◆ DIRECTION: Copy each line holding the string "leave".

§ §

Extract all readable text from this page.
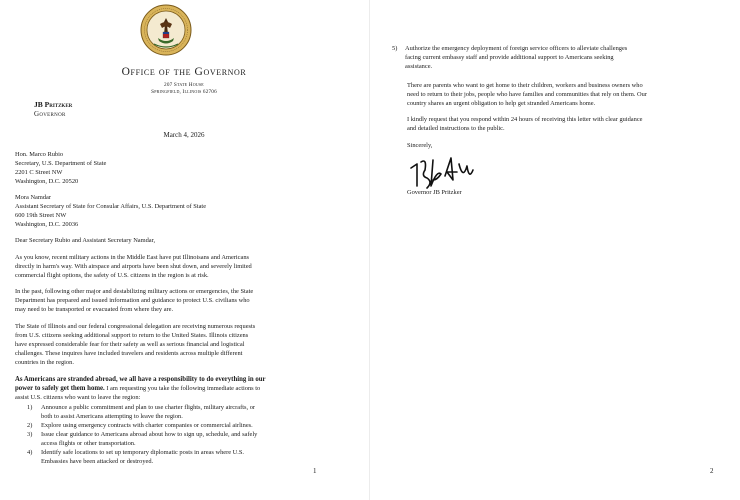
Office of the Governor
207 State House
Springfield, Illinois 62706
JB Pritzker
Governor
March 4, 2026

Hon. Marco Rubio

Secretary, U.S. Department of State

2201 C Street NW

Washington, D.C. 20520

Mora Namdar

Assistant Secretary of State for Consular Affairs, U.S. Department of State

600 19th Street NW

Washington, D.C. 20036

Dear Secretary Rubio and Assistant Secretary Namdar,

As you know, recent military actions in the Middle East have put Illinoisans and Americans

directly in harm's way. With airspace and airports have been shut down, and severely limited

commercial flight options, the safety of U.S. citizens in the region is at risk.

In the past, following other major and destabilizing military actions or emergencies, the State

Department has prepared and issued information and guidance to protect U.S. civilians who

may need to be transported or evacuated from where they are.

The State of Illinois and our federal congressional delegation are receiving numerous requests

from U.S. citizens seeking additional support to return to the United States. Illinois citizens

have expressed considerable fear for their safety as well as serious financial and logistical

challenges. These inquires have included travelers and residents across multiple different

countries in the region.

As Americans are stranded abroad, we all have a responsibility to do everything in our

power to safely get them home. I am requesting you take the following immediate actions to

assist U.S. citizens who want to leave the region:

1) Announce a public commitment and plan to use charter flights, military aircrafts, or
both to assist Americans attempting to leave the region.
2) Explore using emergency contracts with charter companies or commercial airlines.
3) Issue clear guidance to Americans abroad about how to sign up, schedule, and safely
access flights or other transportation.
4) Identify safe locations to set up temporary diplomatic posts in areas where U.S.
Embassies have been attacked or destroyed.
1
5) Authorize the emergency deployment of foreign service officers to alleviate challenges
facing current embassy staff and provide additional support to Americans seeking
assistance.

There are parents who want to get home to their children, workers and business owners who

need to return to their jobs, people who have families and communities that rely on them. Our

country shares an urgent obligation to help get stranded Americans home.

I kindly request that you respond within 24 hours of receiving this letter with clear guidance

and detailed instructions to the public.

Sincerely,

Governor JB Pritzker

2
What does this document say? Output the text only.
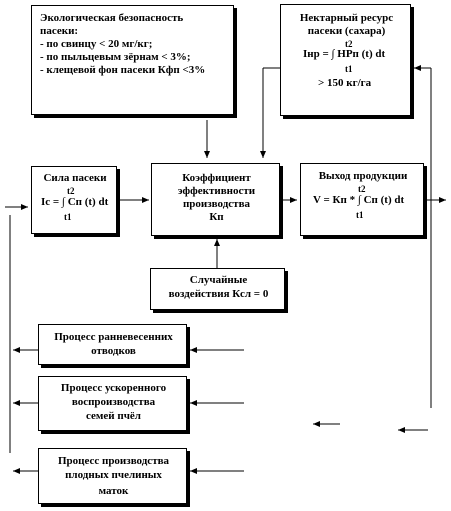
Экологическая безопасность
пасеки:
- по свинцу < 20 мг/кг;
- по пыльцевым зёрнам < 3%;
- клещевой фон пасеки Кфп <3%
Нектарный ресурс
пасеки (сахара)
t2
Iнр = ∫ НРп (t) dt
t1
> 150 кг/га
Сила пасеки
t2
Ic = ∫ Сп (t) dt
t1
Коэффициент
эффективности
производства
Кп
Выход продукции
t2
V = Кп * ∫ Сп (t) dt
t1
Случайные
воздействия Ксл = 0
Процесс ранневесенних
отводков
Процесс ускоренного
воспроизводства
семей пчёл
Процесс производства
плодных пчелиных
маток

§ §

◆ OUTPUT:
assist U.S. citizens who want to leave the region:
both to assist Americans attempting to leave the region.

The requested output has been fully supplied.